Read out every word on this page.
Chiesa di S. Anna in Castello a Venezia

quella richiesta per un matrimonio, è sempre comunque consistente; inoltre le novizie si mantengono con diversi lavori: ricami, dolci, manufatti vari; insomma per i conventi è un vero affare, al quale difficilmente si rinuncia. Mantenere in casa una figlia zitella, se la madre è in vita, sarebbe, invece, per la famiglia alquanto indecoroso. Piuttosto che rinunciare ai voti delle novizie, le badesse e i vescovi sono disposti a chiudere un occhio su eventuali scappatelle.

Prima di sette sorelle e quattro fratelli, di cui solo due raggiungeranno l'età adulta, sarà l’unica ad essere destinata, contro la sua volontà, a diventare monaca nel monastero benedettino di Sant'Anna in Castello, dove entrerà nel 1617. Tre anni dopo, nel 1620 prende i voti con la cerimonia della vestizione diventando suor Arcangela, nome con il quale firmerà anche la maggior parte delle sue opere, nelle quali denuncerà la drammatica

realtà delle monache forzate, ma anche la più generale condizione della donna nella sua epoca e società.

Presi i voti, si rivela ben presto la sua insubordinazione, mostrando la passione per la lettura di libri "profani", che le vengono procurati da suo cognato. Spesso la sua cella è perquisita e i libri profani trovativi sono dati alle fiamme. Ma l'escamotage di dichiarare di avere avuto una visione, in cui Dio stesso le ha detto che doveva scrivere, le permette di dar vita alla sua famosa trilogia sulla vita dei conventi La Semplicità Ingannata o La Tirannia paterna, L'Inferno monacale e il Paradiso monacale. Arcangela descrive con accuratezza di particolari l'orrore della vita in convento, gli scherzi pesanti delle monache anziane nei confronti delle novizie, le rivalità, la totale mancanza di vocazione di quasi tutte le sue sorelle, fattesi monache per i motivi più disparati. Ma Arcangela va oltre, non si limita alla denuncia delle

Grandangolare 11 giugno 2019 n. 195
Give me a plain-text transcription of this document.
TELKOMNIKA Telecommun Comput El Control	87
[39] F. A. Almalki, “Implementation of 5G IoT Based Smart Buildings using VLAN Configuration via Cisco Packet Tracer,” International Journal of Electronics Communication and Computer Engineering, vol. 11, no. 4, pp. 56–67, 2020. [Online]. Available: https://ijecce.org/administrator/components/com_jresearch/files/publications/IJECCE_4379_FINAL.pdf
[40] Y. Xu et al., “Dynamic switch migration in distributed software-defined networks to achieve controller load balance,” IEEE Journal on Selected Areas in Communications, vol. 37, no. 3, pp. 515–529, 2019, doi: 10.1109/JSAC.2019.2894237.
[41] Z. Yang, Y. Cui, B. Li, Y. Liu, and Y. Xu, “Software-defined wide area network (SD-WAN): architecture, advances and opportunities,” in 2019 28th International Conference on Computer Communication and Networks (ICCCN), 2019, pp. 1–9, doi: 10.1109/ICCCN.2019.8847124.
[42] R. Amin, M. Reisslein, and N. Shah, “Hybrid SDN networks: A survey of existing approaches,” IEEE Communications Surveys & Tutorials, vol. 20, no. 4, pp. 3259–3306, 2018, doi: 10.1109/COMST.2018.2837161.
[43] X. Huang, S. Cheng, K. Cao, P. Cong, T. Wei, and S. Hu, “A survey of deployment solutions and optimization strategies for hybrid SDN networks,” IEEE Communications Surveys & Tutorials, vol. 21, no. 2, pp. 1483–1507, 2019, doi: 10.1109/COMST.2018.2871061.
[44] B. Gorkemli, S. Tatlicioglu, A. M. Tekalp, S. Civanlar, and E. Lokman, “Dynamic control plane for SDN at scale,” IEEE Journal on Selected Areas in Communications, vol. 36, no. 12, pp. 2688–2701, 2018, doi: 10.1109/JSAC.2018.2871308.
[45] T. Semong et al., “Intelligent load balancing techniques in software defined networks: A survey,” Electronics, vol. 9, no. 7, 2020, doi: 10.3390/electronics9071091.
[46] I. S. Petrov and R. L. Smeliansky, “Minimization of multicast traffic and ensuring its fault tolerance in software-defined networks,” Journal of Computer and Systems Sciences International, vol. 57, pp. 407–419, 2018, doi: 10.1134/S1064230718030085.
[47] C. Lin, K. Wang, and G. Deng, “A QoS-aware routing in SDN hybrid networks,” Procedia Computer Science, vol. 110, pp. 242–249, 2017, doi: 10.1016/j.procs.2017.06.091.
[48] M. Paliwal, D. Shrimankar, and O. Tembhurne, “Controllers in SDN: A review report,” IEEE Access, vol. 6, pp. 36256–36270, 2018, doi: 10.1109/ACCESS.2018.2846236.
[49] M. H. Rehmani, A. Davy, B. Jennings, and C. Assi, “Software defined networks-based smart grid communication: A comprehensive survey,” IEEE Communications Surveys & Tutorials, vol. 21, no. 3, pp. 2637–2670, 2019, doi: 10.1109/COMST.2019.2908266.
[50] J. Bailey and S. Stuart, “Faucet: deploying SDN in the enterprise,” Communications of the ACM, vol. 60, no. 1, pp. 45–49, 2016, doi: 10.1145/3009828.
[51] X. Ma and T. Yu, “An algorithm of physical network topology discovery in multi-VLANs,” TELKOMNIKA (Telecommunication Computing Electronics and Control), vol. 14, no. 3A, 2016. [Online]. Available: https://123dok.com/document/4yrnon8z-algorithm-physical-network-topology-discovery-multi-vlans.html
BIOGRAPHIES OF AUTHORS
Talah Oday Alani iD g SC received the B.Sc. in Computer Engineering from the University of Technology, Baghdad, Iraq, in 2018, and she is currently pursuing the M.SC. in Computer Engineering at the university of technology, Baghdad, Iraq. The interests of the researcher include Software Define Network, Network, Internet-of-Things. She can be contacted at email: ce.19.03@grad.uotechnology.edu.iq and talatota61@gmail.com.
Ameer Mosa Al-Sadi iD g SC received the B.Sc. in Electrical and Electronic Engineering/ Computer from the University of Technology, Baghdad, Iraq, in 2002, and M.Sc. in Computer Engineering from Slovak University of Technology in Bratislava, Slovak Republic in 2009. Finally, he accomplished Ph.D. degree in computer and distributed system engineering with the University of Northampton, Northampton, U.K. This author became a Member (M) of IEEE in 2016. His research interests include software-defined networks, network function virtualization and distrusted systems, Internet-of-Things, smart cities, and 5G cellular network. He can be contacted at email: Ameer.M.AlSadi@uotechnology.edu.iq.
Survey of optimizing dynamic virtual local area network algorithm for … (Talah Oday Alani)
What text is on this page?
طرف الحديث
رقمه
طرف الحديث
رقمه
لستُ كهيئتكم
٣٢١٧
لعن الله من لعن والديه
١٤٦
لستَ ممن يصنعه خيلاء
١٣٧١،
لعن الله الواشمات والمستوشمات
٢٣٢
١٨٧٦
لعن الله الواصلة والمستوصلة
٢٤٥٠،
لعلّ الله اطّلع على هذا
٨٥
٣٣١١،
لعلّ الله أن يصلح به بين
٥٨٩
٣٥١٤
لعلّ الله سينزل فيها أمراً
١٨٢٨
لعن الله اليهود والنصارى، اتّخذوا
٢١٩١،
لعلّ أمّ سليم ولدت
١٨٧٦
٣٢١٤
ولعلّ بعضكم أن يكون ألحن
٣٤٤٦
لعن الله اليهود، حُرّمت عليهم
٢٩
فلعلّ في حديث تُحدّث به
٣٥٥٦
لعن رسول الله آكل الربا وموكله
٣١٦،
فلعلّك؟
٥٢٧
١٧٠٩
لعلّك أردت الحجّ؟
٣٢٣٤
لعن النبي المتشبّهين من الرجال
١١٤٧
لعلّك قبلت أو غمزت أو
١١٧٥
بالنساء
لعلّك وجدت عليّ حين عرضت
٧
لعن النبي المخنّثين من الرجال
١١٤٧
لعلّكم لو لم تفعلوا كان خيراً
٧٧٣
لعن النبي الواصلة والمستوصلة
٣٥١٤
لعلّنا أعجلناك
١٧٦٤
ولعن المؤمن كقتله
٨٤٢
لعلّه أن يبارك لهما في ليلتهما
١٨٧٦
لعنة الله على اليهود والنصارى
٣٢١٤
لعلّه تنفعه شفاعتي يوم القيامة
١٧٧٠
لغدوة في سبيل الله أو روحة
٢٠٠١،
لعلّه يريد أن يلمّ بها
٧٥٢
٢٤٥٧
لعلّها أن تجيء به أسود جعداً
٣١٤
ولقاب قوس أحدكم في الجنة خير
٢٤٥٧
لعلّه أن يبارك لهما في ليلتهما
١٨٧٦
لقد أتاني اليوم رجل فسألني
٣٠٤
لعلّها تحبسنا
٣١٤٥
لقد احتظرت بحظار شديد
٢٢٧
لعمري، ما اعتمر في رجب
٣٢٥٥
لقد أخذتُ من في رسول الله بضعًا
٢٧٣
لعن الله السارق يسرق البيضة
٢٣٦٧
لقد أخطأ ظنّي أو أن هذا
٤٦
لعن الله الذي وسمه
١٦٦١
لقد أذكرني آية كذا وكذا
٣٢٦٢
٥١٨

::::::::::

** Task statement **
Pick out lines containing the word "والنصارى", each one as written.

** Response **
لعن الله اليهود والنصارى، اتّخذوا
لعنة الله على اليهود والنصارى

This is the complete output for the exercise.